** Exercise **
Output the data below in full, byte for byte. Nothing may differ.

** Input data **
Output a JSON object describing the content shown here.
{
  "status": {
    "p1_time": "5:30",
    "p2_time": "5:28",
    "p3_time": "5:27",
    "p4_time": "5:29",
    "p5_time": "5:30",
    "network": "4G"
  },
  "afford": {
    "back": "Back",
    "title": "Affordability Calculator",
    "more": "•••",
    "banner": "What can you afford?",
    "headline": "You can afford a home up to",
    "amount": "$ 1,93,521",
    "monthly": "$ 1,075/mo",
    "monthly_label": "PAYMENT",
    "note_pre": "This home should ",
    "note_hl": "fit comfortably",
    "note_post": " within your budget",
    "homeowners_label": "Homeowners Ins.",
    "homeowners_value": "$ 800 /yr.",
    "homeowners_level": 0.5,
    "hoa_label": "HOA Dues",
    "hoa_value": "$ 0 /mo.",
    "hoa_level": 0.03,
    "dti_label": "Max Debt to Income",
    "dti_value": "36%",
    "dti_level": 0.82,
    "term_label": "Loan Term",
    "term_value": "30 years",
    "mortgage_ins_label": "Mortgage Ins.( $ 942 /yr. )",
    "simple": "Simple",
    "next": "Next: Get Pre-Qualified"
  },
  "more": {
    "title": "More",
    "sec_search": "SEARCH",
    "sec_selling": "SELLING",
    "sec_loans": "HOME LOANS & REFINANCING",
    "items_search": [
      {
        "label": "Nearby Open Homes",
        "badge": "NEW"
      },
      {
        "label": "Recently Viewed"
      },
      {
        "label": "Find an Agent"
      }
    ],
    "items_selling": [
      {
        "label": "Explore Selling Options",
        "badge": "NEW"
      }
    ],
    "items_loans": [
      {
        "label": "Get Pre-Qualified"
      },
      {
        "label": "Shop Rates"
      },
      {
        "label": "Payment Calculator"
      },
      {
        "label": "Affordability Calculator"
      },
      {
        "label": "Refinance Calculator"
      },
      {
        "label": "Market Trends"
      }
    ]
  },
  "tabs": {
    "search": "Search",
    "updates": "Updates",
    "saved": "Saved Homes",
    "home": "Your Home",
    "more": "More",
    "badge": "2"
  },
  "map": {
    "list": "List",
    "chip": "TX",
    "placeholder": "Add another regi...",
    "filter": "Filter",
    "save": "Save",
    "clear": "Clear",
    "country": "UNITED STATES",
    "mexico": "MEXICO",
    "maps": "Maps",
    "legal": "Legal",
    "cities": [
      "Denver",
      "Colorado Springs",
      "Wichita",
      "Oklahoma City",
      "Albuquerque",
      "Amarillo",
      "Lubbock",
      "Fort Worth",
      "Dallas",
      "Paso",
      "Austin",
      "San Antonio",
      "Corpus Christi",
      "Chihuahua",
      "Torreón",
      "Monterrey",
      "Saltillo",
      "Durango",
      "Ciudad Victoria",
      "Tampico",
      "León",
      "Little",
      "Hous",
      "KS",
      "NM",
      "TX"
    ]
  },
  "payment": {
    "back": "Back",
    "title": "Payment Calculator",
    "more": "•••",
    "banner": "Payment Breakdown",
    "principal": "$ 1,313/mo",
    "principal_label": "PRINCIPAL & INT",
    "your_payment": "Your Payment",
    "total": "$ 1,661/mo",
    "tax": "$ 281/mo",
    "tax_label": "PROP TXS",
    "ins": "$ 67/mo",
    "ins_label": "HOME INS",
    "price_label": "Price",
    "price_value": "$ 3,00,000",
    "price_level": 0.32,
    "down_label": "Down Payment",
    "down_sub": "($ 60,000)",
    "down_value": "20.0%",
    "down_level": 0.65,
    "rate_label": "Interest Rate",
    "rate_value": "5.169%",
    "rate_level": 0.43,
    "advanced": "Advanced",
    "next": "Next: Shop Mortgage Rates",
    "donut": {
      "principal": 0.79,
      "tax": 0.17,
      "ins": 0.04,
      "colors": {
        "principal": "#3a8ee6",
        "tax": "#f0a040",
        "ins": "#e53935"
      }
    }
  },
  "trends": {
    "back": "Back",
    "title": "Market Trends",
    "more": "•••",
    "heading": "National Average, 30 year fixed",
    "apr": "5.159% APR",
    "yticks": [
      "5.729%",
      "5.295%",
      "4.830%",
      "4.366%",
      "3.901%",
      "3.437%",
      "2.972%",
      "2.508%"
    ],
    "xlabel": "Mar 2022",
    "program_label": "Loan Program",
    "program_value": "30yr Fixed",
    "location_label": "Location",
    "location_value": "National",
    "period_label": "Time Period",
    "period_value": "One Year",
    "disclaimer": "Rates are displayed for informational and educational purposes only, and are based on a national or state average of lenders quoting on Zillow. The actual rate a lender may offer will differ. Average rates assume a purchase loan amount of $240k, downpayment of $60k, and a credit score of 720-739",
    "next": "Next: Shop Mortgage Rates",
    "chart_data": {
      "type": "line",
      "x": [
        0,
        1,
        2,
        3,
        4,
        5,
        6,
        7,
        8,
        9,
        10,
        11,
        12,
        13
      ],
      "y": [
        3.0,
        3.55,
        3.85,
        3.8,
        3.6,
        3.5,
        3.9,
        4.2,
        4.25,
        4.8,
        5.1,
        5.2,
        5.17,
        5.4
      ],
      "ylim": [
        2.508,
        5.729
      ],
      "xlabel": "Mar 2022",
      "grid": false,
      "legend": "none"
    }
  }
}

** In response **
Output a JSON object describing the content shown here.
{
  "status": {
    "p1_time": "5:30",
    "p2_time": "5:28",
    "p3_time": "5:27",
    "p4_time": "5:29",
    "p5_time": "5:30",
    "network": "4G"
  },
  "afford": {
    "back": "Back",
    "title": "Affordability Calculator",
    "more": "•••",
    "banner": "What can you afford?",
    "headline": "You can afford a home up to",
    "amount": "$ 1,93,521",
    "monthly": "$ 1,075/mo",
    "monthly_label": "PAYMENT",
    "note_pre": "This home should ",
    "note_hl": "fit comfortably",
    "note_post": " within your budget",
    "homeowners_label": "Homeowners Ins.",
    "homeowners_value": "$ 800 /yr.",
    "homeowners_level": 0.5,
    "hoa_label": "HOA Dues",
    "hoa_value": "$ 0 /mo.",
    "hoa_level": 0.03,
    "dti_label": "Max Debt to Income",
    "dti_value": "36%",
    "dti_level": 0.82,
    "term_label": "Loan Term",
    "term_value": "30 years",
    "mortgage_ins_label": "Mortgage Ins.( $ 942 /yr. )",
    "simple": "Simple",
    "next": "Next: Get Pre-Qualified"
  },
  "more": {
    "title": "More",
    "sec_search": "SEARCH",
    "sec_selling": "SELLING",
    "sec_loans": "HOME LOANS & REFINANCING",
    "items_search": [
      {
        "label": "Nearby Open Homes",
        "badge": "NEW"
      },
      {
        "label": "Recently Viewed"
      },
      {
        "label": "Find an Agent"
      }
    ],
    "items_selling": [
      {
        "label": "Explore Selling Options",
        "badge": "NEW"
      }
    ],
    "items_loans": [
      {
        "label": "Get Pre-Qualified"
      },
      {
        "label": "Shop Rates"
      },
      {
        "label": "Payment Calculator"
      },
      {
        "label": "Affordability Calculator"
      },
      {
        "label": "Refinance Calculator"
      },
      {
        "label": "Market Trends"
      }
    ]
  },
  "tabs": {
    "search": "Search",
    "updates": "Updates",
    "saved": "Saved Homes",
    "home": "Your Home",
    "more": "More",
    "badge": "2"
  },
  "map": {
    "list": "List",
    "chip": "TX",
    "placeholder": "Add another regi...",
    "filter": "Filter",
    "save": "Save",
    "clear": "Clear",
    "country": "UNITED STATES",
    "mexico": "MEXICO",
    "maps": "Maps",
    "legal": "Legal",
    "cities": [
      "Denver",
      "Colorado Springs",
      "Wichita",
      "Oklahoma City",
      "Albuquerque",
      "Amarillo",
      "Lubbock",
      "Fort Worth",
      "Dallas",
      "Paso",
      "Austin",
      "San Antonio",
      "Corpus Christi",
      "Chihuahua",
      "Torreón",
      "Monterrey",
      "Saltillo",
      "Durango",
      "Ciudad Victoria",
      "Tampico",
      "León",
      "Little",
      "Hous",
      "KS",
      "NM",
      "TX"
    ]
  },
  "payment": {
    "back": "Back",
    "title": "Payment Calculator",
    "more": "•••",
    "banner": "Payment Breakdown",
    "principal": "$ 1,313/mo",
    "principal_label": "PRINCIPAL & INT",
    "your_payment": "Your Payment",
    "total": "$ 1,661/mo",
    "tax": "$ 281/mo",
    "tax_label": "PROP TXS",
    "ins": "$ 67/mo",
    "ins_label": "HOME INS",
    "price_label": "Price",
    "price_value": "$ 3,00,000",
    "price_level": 0.32,
    "down_label": "Down Payment",
    "down_sub": "($ 60,000)",
    "down_value": "20.0%",
    "down_level": 0.65,
    "rate_label": "Interest Rate",
    "rate_value": "5.169%",
    "rate_level": 0.43,
    "advanced": "Advanced",
    "next": "Next: Shop Mortgage Rates",
    "donut": {
      "principal": 0.79,
      "tax": 0.17,
      "ins": 0.04,
      "colors": {
        "principal": "#3a8ee6",
        "tax": "#f0a040",
        "ins": "#e53935"
      }
    }
  },
  "trends": {
    "back": "Back",
    "title": "Market Trends",
    "more": "•••",
    "heading": "National Average, 30 year fixed",
    "apr": "5.159% APR",
    "yticks": [
      "5.729%",
      "5.295%",
      "4.830%",
      "4.366%",
      "3.901%",
      "3.437%",
      "2.972%",
      "2.508%"
    ],
    "xlabel": "Mar 2022",
    "program_label": "Loan Program",
    "program_value": "30yr Fixed",
    "location_label": "Location",
    "location_value": "National",
    "period_label": "Time Period",
    "period_value": "One Year",
    "disclaimer": "Rates are displayed for informational and educational purposes only, and are based on a national or state average of lenders quoting on Zillow. The actual rate a lender may offer will differ. Average rates assume a purchase loan amount of $240k, downpayment of $60k, and a credit score of 720-739",
    "next": "Next: Shop Mortgage Rates",
    "chart_data": {
      "type": "line",
      "x": [
        0,
        1,
        2,
        3,
        4,
        5,
        6,
        7,
        8,
        9,
        10,
        11,
        12,
        13
      ],
      "y": [
        3.0,
        3.55,
        3.85,
        3.8,
        3.6,
        3.5,
        3.9,
        4.2,
        4.25,
        4.8,
        5.1,
        5.2,
        5.17,
        5.4
      ],
      "ylim": [
        2.508,
        5.729
      ],
      "xlabel": "Mar 2022",
      "grid": false,
      "legend": "none"
    }
  }
}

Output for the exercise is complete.